## SET EXERCISE
Quote all of the entries word for word.

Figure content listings
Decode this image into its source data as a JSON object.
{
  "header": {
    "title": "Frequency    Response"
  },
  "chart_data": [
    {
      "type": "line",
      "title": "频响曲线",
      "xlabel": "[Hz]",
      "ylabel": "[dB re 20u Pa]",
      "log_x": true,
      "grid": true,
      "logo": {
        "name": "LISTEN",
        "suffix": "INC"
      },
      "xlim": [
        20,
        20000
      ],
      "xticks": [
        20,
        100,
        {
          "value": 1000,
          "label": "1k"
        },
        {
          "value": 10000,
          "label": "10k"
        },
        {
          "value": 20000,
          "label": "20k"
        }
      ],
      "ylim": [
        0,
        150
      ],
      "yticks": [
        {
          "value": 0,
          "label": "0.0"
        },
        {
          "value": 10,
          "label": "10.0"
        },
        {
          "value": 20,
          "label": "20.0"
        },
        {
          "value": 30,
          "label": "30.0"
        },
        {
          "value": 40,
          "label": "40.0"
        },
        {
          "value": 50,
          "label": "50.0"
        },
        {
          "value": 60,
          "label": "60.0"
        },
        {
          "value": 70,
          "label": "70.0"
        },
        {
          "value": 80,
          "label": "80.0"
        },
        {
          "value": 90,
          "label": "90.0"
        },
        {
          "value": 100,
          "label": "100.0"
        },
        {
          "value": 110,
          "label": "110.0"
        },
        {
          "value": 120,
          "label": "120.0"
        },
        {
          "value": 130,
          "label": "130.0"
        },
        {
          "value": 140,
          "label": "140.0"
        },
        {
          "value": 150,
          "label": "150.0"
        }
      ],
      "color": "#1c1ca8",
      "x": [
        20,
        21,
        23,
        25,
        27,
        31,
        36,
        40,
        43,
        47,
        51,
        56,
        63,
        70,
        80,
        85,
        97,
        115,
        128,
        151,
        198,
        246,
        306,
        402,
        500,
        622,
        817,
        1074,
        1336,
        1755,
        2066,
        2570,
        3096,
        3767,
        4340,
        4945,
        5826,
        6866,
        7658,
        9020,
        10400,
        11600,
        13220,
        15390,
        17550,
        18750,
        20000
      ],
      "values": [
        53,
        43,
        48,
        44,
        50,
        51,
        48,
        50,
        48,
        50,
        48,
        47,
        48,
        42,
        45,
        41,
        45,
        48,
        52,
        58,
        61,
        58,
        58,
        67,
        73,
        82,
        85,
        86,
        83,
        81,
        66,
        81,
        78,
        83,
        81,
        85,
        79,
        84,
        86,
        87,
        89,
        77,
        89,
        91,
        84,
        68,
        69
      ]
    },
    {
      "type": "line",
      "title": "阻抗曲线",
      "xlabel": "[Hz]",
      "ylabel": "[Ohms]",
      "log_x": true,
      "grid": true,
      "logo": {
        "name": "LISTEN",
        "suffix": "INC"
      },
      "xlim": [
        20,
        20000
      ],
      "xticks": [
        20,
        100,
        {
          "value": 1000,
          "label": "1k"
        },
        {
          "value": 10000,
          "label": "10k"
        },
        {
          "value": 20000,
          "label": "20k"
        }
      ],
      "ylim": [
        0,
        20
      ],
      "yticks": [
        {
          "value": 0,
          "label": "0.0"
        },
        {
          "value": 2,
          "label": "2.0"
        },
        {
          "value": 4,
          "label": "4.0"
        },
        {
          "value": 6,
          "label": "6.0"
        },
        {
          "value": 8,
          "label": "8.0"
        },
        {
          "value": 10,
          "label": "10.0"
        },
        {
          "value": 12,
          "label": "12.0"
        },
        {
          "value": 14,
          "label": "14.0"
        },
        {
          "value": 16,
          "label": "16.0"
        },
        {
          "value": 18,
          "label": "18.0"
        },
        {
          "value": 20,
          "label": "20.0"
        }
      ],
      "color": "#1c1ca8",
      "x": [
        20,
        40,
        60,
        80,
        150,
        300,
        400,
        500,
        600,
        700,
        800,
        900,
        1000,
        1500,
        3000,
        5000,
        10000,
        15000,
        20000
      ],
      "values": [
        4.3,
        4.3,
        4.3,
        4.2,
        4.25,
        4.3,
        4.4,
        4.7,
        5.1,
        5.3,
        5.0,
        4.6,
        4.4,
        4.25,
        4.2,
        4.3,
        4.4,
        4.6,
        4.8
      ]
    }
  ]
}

## RESPONSE TO THIS EXERCISE
Decode this image into its source data as a JSON object.
{
  "header": {
    "title": "Frequency    Response"
  },
  "chart_data": [
    {
      "type": "line",
      "title": "频响曲线",
      "xlabel": "[Hz]",
      "ylabel": "[dB re 20u Pa]",
      "log_x": true,
      "grid": true,
      "logo": {
        "name": "LISTEN",
        "suffix": "INC"
      },
      "xlim": [
        20,
        20000
      ],
      "xticks": [
        20,
        100,
        {
          "value": 1000,
          "label": "1k"
        },
        {
          "value": 10000,
          "label": "10k"
        },
        {
          "value": 20000,
          "label": "20k"
        }
      ],
      "ylim": [
        0,
        150
      ],
      "yticks": [
        {
          "value": 0,
          "label": "0.0"
        },
        {
          "value": 10,
          "label": "10.0"
        },
        {
          "value": 20,
          "label": "20.0"
        },
        {
          "value": 30,
          "label": "30.0"
        },
        {
          "value": 40,
          "label": "40.0"
        },
        {
          "value": 50,
          "label": "50.0"
        },
        {
          "value": 60,
          "label": "60.0"
        },
        {
          "value": 70,
          "label": "70.0"
        },
        {
          "value": 80,
          "label": "80.0"
        },
        {
          "value": 90,
          "label": "90.0"
        },
        {
          "value": 100,
          "label": "100.0"
        },
        {
          "value": 110,
          "label": "110.0"
        },
        {
          "value": 120,
          "label": "120.0"
        },
        {
          "value": 130,
          "label": "130.0"
        },
        {
          "value": 140,
          "label": "140.0"
        },
        {
          "value": 150,
          "label": "150.0"
        }
      ],
      "color": "#1c1ca8",
      "x": [
        20,
        21,
        23,
        25,
        27,
        31,
        36,
        40,
        43,
        47,
        51,
        56,
        63,
        70,
        80,
        85,
        97,
        115,
        128,
        151,
        198,
        246,
        306,
        402,
        500,
        622,
        817,
        1074,
        1336,
        1755,
        2066,
        2570,
        3096,
        3767,
        4340,
        4945,
        5826,
        6866,
        7658,
        9020,
        10400,
        11600,
        13220,
        15390,
        17550,
        18750,
        20000
      ],
      "values": [
        53,
        43,
        48,
        44,
        50,
        51,
        48,
        50,
        48,
        50,
        48,
        47,
        48,
        42,
        45,
        41,
        45,
        48,
        52,
        58,
        61,
        58,
        58,
        67,
        73,
        82,
        85,
        86,
        83,
        81,
        66,
        81,
        78,
        83,
        81,
        85,
        79,
        84,
        86,
        87,
        89,
        77,
        89,
        91,
        84,
        68,
        69
      ]
    },
    {
      "type": "line",
      "title": "阻抗曲线",
      "xlabel": "[Hz]",
      "ylabel": "[Ohms]",
      "log_x": true,
      "grid": true,
      "logo": {
        "name": "LISTEN",
        "suffix": "INC"
      },
      "xlim": [
        20,
        20000
      ],
      "xticks": [
        20,
        100,
        {
          "value": 1000,
          "label": "1k"
        },
        {
          "value": 10000,
          "label": "10k"
        },
        {
          "value": 20000,
          "label": "20k"
        }
      ],
      "ylim": [
        0,
        20
      ],
      "yticks": [
        {
          "value": 0,
          "label": "0.0"
        },
        {
          "value": 2,
          "label": "2.0"
        },
        {
          "value": 4,
          "label": "4.0"
        },
        {
          "value": 6,
          "label": "6.0"
        },
        {
          "value": 8,
          "label": "8.0"
        },
        {
          "value": 10,
          "label": "10.0"
        },
        {
          "value": 12,
          "label": "12.0"
        },
        {
          "value": 14,
          "label": "14.0"
        },
        {
          "value": 16,
          "label": "16.0"
        },
        {
          "value": 18,
          "label": "18.0"
        },
        {
          "value": 20,
          "label": "20.0"
        }
      ],
      "color": "#1c1ca8",
      "x": [
        20,
        40,
        60,
        80,
        150,
        300,
        400,
        500,
        600,
        700,
        800,
        900,
        1000,
        1500,
        3000,
        5000,
        10000,
        15000,
        20000
      ],
      "values": [
        4.3,
        4.3,
        4.3,
        4.2,
        4.25,
        4.3,
        4.4,
        4.7,
        5.1,
        5.3,
        5.0,
        4.6,
        4.4,
        4.25,
        4.2,
        4.3,
        4.4,
        4.6,
        4.8
      ]
    }
  ]
}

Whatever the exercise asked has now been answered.